TASK BRIEF » Find every line of the listing below where "EXEC" appears, and copy it.

RECORD LIST »
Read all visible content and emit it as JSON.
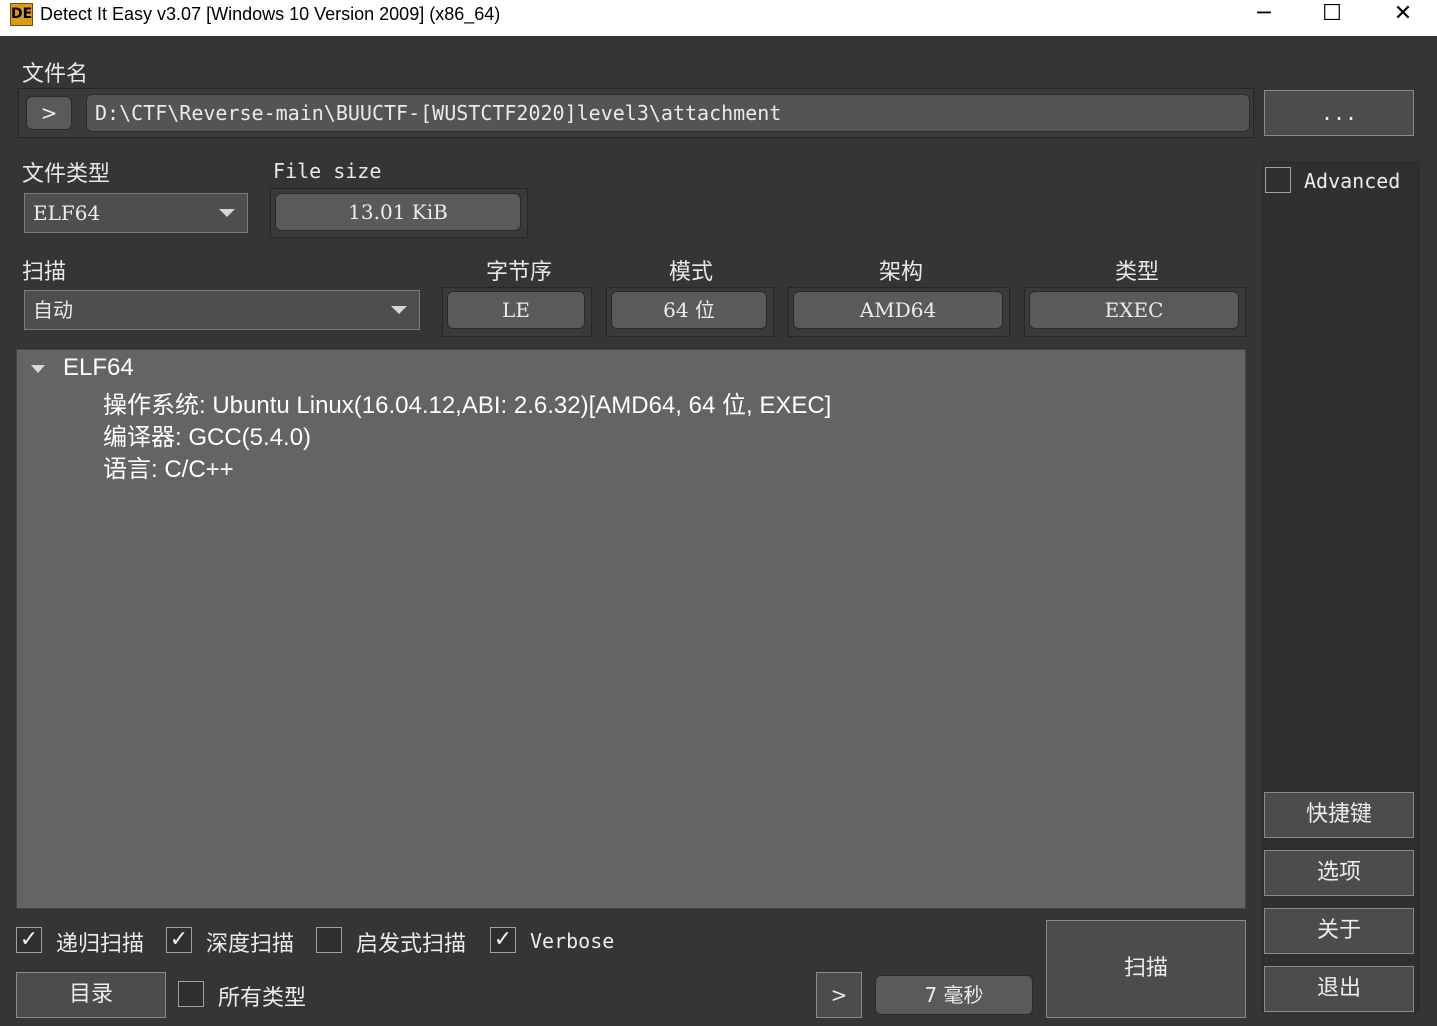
{
  "window": {
    "logo_text": "DE",
    "title": "Detect It Easy v3.07 [Windows 10 Version 2009] (x86_64)",
    "minimize_glyph": "─",
    "maximize_glyph": "☐",
    "close_glyph": "✕"
  },
  "file": {
    "label": "文件名",
    "expand_glyph": ">",
    "path": "D:\\CTF\\Reverse-main\\BUUCTF-[WUSTCTF2020]level3\\attachment",
    "browse_label": "..."
  },
  "filetype": {
    "label": "文件类型",
    "selected": "ELF64"
  },
  "filesize": {
    "label": "File size",
    "value": "13.01 KiB"
  },
  "scan_mode": {
    "label": "扫描",
    "selected": "自动"
  },
  "info": {
    "endian_label": "字节序",
    "endian_value": "LE",
    "mode_label": "模式",
    "mode_value": "64 位",
    "arch_label": "架构",
    "arch_value": "AMD64",
    "type_label": "类型",
    "type_value": "EXEC"
  },
  "advanced": {
    "label": "Advanced",
    "checked": false
  },
  "results": {
    "root": "ELF64",
    "lines": [
      "操作系统: Ubuntu Linux(16.04.12,ABI: 2.6.32)[AMD64, 64 位, EXEC]",
      "编译器: GCC(5.4.0)",
      "语言: C/C++"
    ]
  },
  "options": {
    "recursive": {
      "label": "递归扫描",
      "checked": true
    },
    "deep": {
      "label": "深度扫描",
      "checked": true
    },
    "heuristic": {
      "label": "启发式扫描",
      "checked": false
    },
    "verbose": {
      "label": "Verbose",
      "checked": true
    },
    "all_types": {
      "label": "所有类型",
      "checked": false
    }
  },
  "bottom": {
    "directory_label": "目录",
    "next_glyph": ">",
    "elapsed": "7 毫秒",
    "scan_label": "扫描"
  },
  "side_buttons": {
    "shortcuts": "快捷键",
    "options": "选项",
    "about": "关于",
    "exit": "退出"
  },
  "check_glyph": "✓"
}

SOLUTION TO THIS PROBLEM »
    "type_value": "EXEC"
      "操作系统: Ubuntu Linux(16.04.12,ABI: 2.6.32)[AMD64, 64 位, EXEC]",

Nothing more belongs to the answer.